● Required work
Scan the entries for the string "stroke" and give the number of lines that have it, nothing further.

● Data in this exercise
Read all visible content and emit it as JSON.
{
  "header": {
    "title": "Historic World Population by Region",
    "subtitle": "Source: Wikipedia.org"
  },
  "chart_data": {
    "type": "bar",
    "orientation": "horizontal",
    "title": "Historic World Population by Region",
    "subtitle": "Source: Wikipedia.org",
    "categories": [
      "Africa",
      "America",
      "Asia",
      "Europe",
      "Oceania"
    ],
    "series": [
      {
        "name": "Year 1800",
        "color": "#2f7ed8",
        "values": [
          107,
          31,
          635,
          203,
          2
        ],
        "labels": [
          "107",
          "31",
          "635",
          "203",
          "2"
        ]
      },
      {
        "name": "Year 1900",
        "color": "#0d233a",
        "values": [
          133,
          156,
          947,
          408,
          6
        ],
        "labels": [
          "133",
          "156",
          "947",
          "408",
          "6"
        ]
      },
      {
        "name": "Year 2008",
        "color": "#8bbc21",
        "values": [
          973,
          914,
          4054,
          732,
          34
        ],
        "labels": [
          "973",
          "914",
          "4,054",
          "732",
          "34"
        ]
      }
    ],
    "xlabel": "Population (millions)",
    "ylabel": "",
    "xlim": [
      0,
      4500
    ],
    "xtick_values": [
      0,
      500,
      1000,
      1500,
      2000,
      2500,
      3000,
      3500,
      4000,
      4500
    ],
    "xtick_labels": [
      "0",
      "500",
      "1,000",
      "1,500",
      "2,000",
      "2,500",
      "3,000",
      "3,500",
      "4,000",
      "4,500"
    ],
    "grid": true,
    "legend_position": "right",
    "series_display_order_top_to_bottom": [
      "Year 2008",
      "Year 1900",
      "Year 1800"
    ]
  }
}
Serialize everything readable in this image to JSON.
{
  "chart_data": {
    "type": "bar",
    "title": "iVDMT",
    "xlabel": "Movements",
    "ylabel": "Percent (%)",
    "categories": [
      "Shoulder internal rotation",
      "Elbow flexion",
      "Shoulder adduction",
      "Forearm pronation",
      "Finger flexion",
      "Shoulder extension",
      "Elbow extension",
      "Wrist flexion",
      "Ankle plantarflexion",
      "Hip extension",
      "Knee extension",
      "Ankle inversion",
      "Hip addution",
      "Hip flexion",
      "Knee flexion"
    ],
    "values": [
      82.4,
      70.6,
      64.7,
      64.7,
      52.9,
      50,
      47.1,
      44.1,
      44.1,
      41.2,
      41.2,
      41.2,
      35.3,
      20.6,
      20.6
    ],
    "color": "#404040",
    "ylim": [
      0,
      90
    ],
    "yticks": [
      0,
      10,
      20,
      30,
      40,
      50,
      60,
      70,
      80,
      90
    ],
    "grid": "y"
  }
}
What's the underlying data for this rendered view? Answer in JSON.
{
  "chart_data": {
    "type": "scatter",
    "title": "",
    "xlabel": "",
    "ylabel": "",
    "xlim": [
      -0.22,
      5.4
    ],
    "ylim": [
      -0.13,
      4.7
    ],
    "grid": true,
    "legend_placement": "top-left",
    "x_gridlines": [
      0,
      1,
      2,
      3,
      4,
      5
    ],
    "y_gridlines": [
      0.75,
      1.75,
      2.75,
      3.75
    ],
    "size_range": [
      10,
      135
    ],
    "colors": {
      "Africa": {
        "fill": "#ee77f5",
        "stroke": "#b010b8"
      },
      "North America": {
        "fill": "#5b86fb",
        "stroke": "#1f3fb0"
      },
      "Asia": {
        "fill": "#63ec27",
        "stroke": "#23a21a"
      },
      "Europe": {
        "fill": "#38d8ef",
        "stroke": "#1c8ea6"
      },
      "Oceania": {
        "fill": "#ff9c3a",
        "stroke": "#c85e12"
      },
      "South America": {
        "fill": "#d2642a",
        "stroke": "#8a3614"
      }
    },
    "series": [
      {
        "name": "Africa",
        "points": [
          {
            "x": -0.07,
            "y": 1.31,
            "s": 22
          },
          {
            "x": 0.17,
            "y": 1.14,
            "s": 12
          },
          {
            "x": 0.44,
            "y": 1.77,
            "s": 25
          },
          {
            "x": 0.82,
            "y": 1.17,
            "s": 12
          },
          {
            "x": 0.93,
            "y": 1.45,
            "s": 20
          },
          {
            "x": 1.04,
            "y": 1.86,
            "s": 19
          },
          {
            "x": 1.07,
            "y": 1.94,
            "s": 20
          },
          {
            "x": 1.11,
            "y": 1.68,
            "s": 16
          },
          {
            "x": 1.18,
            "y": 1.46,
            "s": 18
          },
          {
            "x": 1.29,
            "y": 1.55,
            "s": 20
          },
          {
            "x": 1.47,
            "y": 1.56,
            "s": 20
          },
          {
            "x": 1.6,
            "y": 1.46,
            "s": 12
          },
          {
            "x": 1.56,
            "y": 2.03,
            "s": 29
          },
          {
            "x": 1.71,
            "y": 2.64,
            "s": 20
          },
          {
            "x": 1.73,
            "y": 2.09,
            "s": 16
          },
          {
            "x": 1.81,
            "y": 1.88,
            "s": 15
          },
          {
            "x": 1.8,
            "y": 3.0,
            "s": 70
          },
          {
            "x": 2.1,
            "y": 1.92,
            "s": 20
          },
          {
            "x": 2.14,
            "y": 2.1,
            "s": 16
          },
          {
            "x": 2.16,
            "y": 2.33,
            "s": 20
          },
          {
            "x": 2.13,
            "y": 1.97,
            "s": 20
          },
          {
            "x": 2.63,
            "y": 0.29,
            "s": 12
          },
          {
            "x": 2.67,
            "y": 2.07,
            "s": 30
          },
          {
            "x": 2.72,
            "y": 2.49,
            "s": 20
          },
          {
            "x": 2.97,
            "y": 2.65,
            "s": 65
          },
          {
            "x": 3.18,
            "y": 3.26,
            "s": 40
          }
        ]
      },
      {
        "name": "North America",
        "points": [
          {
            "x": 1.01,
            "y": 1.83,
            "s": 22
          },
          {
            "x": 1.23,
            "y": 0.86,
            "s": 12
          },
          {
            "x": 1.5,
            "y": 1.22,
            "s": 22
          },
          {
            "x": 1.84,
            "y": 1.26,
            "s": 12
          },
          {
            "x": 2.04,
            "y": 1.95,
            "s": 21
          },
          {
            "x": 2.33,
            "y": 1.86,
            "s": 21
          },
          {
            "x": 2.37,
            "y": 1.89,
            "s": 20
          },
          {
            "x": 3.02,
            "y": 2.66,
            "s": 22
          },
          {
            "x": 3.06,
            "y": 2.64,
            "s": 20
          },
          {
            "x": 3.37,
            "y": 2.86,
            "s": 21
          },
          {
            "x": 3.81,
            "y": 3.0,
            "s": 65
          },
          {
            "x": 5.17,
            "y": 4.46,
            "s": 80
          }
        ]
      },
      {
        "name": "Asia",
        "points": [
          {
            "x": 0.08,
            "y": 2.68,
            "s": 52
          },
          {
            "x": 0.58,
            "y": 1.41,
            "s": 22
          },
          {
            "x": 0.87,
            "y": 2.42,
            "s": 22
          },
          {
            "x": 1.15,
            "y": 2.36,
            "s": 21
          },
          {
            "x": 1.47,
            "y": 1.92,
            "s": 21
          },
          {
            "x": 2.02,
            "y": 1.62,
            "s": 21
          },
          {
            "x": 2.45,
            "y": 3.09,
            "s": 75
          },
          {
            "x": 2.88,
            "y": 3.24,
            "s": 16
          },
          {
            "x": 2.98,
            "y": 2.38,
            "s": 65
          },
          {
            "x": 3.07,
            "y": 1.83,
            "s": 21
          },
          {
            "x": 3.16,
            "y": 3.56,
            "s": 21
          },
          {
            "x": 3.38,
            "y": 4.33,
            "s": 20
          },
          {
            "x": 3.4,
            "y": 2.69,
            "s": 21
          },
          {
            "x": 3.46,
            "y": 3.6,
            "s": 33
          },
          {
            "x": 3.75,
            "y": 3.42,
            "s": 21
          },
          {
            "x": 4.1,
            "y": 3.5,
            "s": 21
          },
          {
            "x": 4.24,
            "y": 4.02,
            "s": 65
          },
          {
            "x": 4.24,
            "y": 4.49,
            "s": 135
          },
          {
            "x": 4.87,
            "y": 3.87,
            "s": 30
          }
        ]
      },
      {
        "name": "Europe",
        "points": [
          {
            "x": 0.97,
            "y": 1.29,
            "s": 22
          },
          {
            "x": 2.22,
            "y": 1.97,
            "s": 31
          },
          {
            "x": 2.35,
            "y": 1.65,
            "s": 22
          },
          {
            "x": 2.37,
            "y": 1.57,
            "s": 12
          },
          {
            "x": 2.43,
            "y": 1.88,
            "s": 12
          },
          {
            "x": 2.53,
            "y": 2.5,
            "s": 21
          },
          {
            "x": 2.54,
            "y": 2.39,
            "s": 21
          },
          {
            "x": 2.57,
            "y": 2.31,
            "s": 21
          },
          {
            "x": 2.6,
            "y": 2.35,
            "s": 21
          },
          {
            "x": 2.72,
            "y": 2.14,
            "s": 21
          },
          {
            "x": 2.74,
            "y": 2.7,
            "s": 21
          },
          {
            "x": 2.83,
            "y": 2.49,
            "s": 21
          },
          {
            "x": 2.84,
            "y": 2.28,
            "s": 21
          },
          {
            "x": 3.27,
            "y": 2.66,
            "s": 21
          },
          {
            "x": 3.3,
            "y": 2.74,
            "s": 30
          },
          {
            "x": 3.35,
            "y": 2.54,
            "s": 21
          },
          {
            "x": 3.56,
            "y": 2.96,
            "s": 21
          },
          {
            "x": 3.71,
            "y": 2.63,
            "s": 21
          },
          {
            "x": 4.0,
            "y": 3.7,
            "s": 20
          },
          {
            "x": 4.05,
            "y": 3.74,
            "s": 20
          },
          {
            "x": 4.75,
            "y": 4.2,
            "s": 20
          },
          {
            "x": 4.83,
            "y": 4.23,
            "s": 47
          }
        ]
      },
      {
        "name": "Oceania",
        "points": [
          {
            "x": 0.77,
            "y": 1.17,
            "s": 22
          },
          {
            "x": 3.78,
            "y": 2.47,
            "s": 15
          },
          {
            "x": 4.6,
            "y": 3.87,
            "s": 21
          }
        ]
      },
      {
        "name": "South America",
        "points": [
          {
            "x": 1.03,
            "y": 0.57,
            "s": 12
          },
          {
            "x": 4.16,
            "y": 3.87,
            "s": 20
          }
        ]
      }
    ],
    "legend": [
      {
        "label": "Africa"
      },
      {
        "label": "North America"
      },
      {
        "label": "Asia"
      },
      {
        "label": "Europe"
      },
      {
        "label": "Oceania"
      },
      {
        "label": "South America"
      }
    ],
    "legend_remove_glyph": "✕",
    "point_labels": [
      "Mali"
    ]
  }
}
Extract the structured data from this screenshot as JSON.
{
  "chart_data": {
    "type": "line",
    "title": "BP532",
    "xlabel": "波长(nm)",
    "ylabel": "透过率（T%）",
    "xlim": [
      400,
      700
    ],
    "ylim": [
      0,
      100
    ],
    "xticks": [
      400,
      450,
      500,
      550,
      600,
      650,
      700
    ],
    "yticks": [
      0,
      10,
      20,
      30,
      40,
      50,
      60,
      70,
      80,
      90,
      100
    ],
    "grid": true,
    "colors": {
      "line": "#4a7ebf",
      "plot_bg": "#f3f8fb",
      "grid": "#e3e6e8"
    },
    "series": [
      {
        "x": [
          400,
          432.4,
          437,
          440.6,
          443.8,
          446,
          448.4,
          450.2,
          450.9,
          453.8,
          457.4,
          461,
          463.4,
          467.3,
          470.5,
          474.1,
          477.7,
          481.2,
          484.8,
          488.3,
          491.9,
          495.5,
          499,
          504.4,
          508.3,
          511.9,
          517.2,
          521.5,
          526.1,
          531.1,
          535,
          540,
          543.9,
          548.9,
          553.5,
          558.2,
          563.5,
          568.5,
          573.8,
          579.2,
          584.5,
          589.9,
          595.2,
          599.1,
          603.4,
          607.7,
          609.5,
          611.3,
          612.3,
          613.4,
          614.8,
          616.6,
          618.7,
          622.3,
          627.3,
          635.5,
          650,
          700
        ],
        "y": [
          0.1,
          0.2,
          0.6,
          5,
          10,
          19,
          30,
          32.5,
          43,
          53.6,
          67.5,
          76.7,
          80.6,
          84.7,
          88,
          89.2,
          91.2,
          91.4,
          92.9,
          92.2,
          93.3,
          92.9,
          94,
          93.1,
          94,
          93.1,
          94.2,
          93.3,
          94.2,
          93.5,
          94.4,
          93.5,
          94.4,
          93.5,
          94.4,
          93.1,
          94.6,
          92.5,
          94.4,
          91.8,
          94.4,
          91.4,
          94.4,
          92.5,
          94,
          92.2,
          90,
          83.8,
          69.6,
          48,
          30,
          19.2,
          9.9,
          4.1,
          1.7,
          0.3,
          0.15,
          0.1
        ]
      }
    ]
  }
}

● Written answer
6